Will you transcribe all the entries word for word, skipping the pictures they hold?

— START Material provided —

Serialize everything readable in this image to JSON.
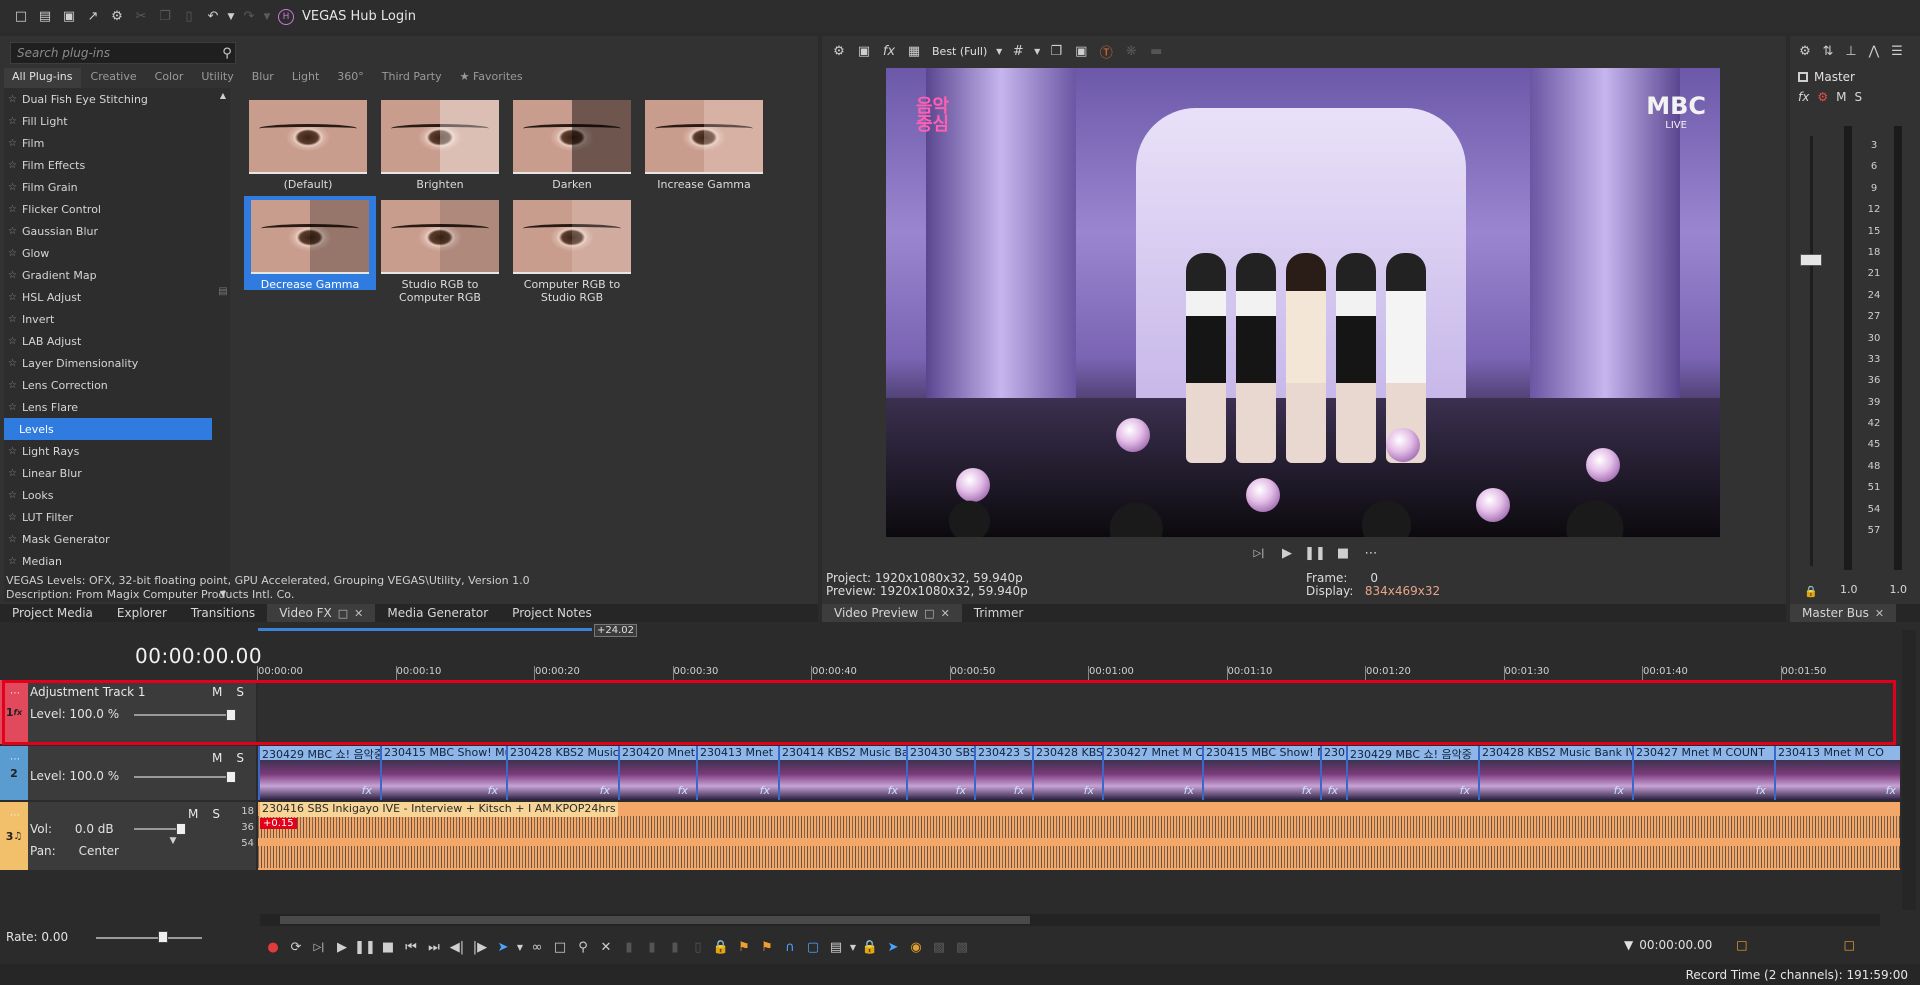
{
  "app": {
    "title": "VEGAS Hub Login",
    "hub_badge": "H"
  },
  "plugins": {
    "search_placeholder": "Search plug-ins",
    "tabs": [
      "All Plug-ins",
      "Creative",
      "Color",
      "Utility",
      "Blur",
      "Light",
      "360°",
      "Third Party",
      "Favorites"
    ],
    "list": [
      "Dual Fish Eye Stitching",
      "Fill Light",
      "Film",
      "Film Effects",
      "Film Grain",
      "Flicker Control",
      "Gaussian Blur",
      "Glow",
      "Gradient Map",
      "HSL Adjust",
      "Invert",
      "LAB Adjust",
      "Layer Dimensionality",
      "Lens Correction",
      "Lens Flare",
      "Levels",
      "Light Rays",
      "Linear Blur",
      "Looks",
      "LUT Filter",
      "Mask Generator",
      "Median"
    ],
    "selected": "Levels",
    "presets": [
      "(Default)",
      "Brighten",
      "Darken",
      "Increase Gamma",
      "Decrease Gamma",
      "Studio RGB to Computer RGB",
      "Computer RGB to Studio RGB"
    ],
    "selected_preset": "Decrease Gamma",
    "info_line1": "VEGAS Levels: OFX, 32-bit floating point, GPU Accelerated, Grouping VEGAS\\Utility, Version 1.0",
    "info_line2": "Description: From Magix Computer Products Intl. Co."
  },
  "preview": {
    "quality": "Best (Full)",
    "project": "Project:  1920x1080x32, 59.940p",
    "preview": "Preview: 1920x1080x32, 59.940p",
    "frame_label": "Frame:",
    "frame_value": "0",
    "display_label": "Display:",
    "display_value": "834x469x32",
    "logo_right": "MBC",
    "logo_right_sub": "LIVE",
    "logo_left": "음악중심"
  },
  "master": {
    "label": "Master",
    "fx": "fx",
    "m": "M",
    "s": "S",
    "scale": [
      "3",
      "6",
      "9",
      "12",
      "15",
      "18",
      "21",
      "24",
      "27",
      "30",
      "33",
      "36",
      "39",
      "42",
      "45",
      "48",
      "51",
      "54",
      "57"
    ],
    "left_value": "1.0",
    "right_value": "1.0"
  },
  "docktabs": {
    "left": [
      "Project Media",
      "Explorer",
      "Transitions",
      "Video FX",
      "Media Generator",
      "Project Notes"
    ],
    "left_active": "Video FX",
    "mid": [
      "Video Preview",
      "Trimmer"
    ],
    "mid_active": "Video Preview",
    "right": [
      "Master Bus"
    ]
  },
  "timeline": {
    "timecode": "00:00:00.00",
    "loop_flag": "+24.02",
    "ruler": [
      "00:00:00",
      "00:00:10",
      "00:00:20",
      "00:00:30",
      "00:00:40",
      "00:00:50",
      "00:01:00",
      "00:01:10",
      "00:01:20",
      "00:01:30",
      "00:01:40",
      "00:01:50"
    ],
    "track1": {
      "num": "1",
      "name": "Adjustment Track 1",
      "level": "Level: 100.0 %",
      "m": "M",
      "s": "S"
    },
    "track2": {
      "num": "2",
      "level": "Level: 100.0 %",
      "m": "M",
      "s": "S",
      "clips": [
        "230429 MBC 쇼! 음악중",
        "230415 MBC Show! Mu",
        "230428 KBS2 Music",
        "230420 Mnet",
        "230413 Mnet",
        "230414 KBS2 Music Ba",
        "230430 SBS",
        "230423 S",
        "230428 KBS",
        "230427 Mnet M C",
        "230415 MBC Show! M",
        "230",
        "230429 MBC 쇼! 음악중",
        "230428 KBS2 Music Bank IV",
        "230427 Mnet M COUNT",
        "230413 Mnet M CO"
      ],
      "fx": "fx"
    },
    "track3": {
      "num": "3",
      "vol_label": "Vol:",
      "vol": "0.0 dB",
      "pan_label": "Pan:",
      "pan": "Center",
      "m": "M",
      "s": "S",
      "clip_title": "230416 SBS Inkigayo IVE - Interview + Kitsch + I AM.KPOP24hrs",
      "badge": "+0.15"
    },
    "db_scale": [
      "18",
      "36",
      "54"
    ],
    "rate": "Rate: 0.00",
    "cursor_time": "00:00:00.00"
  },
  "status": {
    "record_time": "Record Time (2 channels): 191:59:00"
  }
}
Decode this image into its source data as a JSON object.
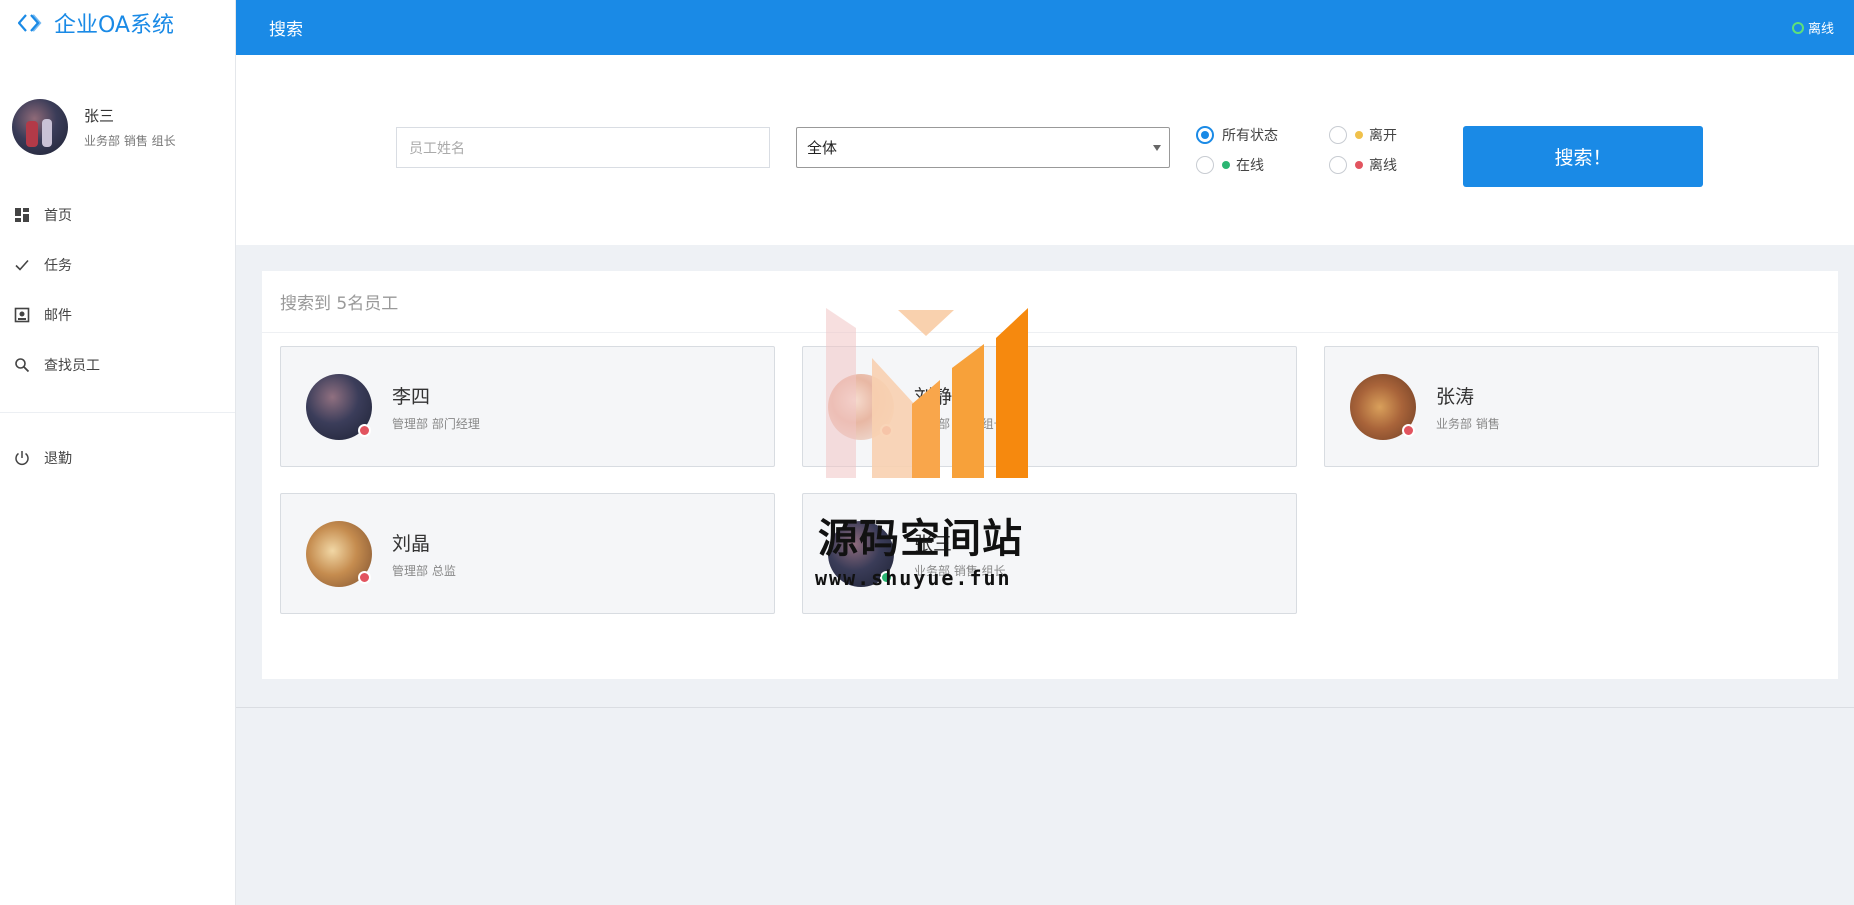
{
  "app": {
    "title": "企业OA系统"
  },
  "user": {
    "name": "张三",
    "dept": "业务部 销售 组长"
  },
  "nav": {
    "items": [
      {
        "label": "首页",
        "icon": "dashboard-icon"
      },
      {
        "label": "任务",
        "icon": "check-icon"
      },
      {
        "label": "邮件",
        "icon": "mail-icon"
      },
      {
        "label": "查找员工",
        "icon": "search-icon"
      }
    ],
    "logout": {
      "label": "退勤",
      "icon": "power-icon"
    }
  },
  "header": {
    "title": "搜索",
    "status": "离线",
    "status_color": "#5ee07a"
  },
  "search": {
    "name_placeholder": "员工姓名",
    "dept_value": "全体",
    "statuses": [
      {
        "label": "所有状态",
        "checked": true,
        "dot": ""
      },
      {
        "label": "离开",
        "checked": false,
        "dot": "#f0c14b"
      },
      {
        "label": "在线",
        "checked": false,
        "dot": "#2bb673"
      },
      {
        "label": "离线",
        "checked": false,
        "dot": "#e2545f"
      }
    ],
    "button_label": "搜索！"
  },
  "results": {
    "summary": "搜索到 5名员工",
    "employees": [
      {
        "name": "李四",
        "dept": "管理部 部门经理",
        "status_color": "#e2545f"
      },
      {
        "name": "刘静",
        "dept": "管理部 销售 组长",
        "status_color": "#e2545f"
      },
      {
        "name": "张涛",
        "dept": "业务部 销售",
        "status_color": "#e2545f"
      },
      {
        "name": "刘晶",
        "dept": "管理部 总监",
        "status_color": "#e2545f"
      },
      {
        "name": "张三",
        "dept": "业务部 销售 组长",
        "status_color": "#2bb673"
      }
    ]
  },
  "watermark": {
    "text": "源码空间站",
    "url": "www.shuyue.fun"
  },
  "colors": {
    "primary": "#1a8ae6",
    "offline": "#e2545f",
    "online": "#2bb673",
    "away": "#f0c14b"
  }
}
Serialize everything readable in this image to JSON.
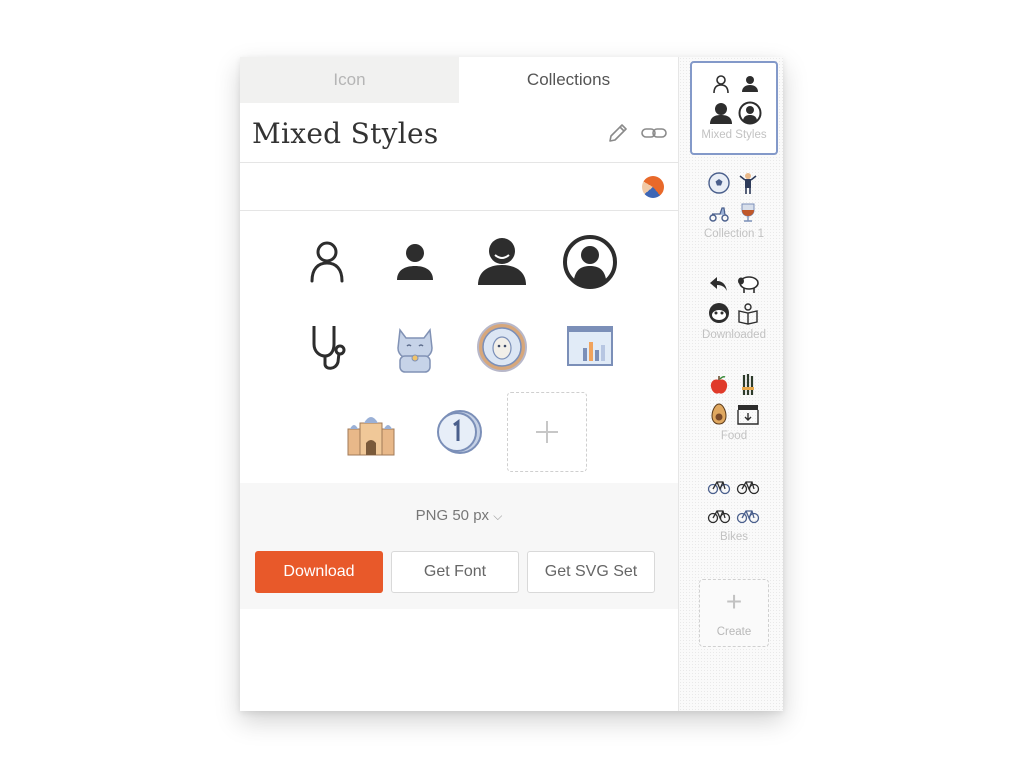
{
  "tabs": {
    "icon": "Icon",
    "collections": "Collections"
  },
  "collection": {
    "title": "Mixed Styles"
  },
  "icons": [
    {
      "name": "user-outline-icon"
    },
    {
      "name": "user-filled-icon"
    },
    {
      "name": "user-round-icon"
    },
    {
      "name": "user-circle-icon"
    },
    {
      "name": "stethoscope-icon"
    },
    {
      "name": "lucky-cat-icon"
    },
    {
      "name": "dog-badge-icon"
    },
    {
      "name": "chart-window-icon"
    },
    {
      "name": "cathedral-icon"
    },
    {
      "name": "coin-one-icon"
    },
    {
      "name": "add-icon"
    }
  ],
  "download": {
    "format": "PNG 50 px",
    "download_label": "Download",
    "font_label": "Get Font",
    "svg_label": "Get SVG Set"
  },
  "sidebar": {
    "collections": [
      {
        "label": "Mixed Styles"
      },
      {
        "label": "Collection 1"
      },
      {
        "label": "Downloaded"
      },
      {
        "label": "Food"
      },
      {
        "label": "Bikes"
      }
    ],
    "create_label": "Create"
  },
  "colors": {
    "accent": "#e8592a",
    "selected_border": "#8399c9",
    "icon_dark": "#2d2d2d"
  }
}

— END Material provided —

Response to this task
Serialize everything readable in this image to JSON.
{
  "app": {
    "title": "VEGAS Hub Login",
    "hub_badge": "H"
  },
  "plugins": {
    "search_placeholder": "Search plug-ins",
    "tabs": [
      "All Plug-ins",
      "Creative",
      "Color",
      "Utility",
      "Blur",
      "Light",
      "360°",
      "Third Party",
      "Favorites"
    ],
    "list": [
      "Dual Fish Eye Stitching",
      "Fill Light",
      "Film",
      "Film Effects",
      "Film Grain",
      "Flicker Control",
      "Gaussian Blur",
      "Glow",
      "Gradient Map",
      "HSL Adjust",
      "Invert",
      "LAB Adjust",
      "Layer Dimensionality",
      "Lens Correction",
      "Lens Flare",
      "Levels",
      "Light Rays",
      "Linear Blur",
      "Looks",
      "LUT Filter",
      "Mask Generator",
      "Median"
    ],
    "selected": "Levels",
    "presets": [
      "(Default)",
      "Brighten",
      "Darken",
      "Increase Gamma",
      "Decrease Gamma",
      "Studio RGB to Computer RGB",
      "Computer RGB to Studio RGB"
    ],
    "selected_preset": "Decrease Gamma",
    "info_line1": "VEGAS Levels: OFX, 32-bit floating point, GPU Accelerated, Grouping VEGAS\\Utility, Version 1.0",
    "info_line2": "Description: From Magix Computer Products Intl. Co."
  },
  "preview": {
    "quality": "Best (Full)",
    "project": "Project:  1920x1080x32, 59.940p",
    "preview": "Preview: 1920x1080x32, 59.940p",
    "frame_label": "Frame:",
    "frame_value": "0",
    "display_label": "Display:",
    "display_value": "834x469x32",
    "logo_right": "MBC",
    "logo_right_sub": "LIVE",
    "logo_left": "음악중심"
  },
  "master": {
    "label": "Master",
    "fx": "fx",
    "m": "M",
    "s": "S",
    "scale": [
      "3",
      "6",
      "9",
      "12",
      "15",
      "18",
      "21",
      "24",
      "27",
      "30",
      "33",
      "36",
      "39",
      "42",
      "45",
      "48",
      "51",
      "54",
      "57"
    ],
    "left_value": "1.0",
    "right_value": "1.0"
  },
  "docktabs": {
    "left": [
      "Project Media",
      "Explorer",
      "Transitions",
      "Video FX",
      "Media Generator",
      "Project Notes"
    ],
    "left_active": "Video FX",
    "mid": [
      "Video Preview",
      "Trimmer"
    ],
    "mid_active": "Video Preview",
    "right": [
      "Master Bus"
    ]
  },
  "timeline": {
    "timecode": "00:00:00.00",
    "loop_flag": "+24.02",
    "ruler": [
      "00:00:00",
      "00:00:10",
      "00:00:20",
      "00:00:30",
      "00:00:40",
      "00:00:50",
      "00:01:00",
      "00:01:10",
      "00:01:20",
      "00:01:30",
      "00:01:40",
      "00:01:50"
    ],
    "track1": {
      "num": "1",
      "name": "Adjustment Track 1",
      "level": "Level: 100.0 %",
      "m": "M",
      "s": "S"
    },
    "track2": {
      "num": "2",
      "level": "Level: 100.0 %",
      "m": "M",
      "s": "S",
      "clips": [
        "230429 MBC 쇼! 음악중",
        "230415 MBC Show! Mu",
        "230428 KBS2 Music",
        "230420 Mnet",
        "230413 Mnet",
        "230414 KBS2 Music Ba",
        "230430 SBS",
        "230423 S",
        "230428 KBS",
        "230427 Mnet M C",
        "230415 MBC Show! M",
        "230",
        "230429 MBC 쇼! 음악중",
        "230428 KBS2 Music Bank IV",
        "230427 Mnet M COUNT",
        "230413 Mnet M CO"
      ],
      "fx": "fx"
    },
    "track3": {
      "num": "3",
      "vol_label": "Vol:",
      "vol": "0.0 dB",
      "pan_label": "Pan:",
      "pan": "Center",
      "m": "M",
      "s": "S",
      "clip_title": "230416 SBS Inkigayo IVE - Interview + Kitsch + I AM.KPOP24hrs",
      "badge": "+0.15"
    },
    "db_scale": [
      "18",
      "36",
      "54"
    ],
    "rate": "Rate: 0.00",
    "cursor_time": "00:00:00.00"
  },
  "status": {
    "record_time": "Record Time (2 channels): 191:59:00"
  }
}
Decode this image into its source data as a JSON object.
{
  "app": {
    "title": "企业OA系统"
  },
  "user": {
    "name": "张三",
    "dept": "业务部 销售 组长"
  },
  "nav": {
    "items": [
      {
        "label": "首页",
        "icon": "dashboard-icon"
      },
      {
        "label": "任务",
        "icon": "check-icon"
      },
      {
        "label": "邮件",
        "icon": "mail-icon"
      },
      {
        "label": "查找员工",
        "icon": "search-icon"
      }
    ],
    "logout": {
      "label": "退勤",
      "icon": "power-icon"
    }
  },
  "header": {
    "title": "搜索",
    "status": "离线",
    "status_color": "#5ee07a"
  },
  "search": {
    "name_placeholder": "员工姓名",
    "dept_value": "全体",
    "statuses": [
      {
        "label": "所有状态",
        "checked": true,
        "dot": ""
      },
      {
        "label": "离开",
        "checked": false,
        "dot": "#f0c14b"
      },
      {
        "label": "在线",
        "checked": false,
        "dot": "#2bb673"
      },
      {
        "label": "离线",
        "checked": false,
        "dot": "#e2545f"
      }
    ],
    "button_label": "搜索！"
  },
  "results": {
    "summary": "搜索到 5名员工",
    "employees": [
      {
        "name": "李四",
        "dept": "管理部 部门经理",
        "status_color": "#e2545f"
      },
      {
        "name": "刘静",
        "dept": "管理部 销售 组长",
        "status_color": "#e2545f"
      },
      {
        "name": "张涛",
        "dept": "业务部 销售",
        "status_color": "#e2545f"
      },
      {
        "name": "刘晶",
        "dept": "管理部 总监",
        "status_color": "#e2545f"
      },
      {
        "name": "张三",
        "dept": "业务部 销售 组长",
        "status_color": "#2bb673"
      }
    ]
  },
  "watermark": {
    "text": "源码空间站",
    "url": "www.shuyue.fun"
  },
  "colors": {
    "primary": "#1a8ae6",
    "offline": "#e2545f",
    "online": "#2bb673",
    "away": "#f0c14b"
  }
}
Serialize everything readable in this image to JSON.
{
  "tabs": {
    "icon": "Icon",
    "collections": "Collections"
  },
  "collection": {
    "title": "Mixed Styles"
  },
  "icons": [
    {
      "name": "user-outline-icon"
    },
    {
      "name": "user-filled-icon"
    },
    {
      "name": "user-round-icon"
    },
    {
      "name": "user-circle-icon"
    },
    {
      "name": "stethoscope-icon"
    },
    {
      "name": "lucky-cat-icon"
    },
    {
      "name": "dog-badge-icon"
    },
    {
      "name": "chart-window-icon"
    },
    {
      "name": "cathedral-icon"
    },
    {
      "name": "coin-one-icon"
    },
    {
      "name": "add-icon"
    }
  ],
  "download": {
    "format": "PNG 50 px",
    "download_label": "Download",
    "font_label": "Get Font",
    "svg_label": "Get SVG Set"
  },
  "sidebar": {
    "collections": [
      {
        "label": "Mixed Styles"
      },
      {
        "label": "Collection 1"
      },
      {
        "label": "Downloaded"
      },
      {
        "label": "Food"
      },
      {
        "label": "Bikes"
      }
    ],
    "create_label": "Create"
  },
  "colors": {
    "accent": "#e8592a",
    "selected_border": "#8399c9",
    "icon_dark": "#2d2d2d"
  }
}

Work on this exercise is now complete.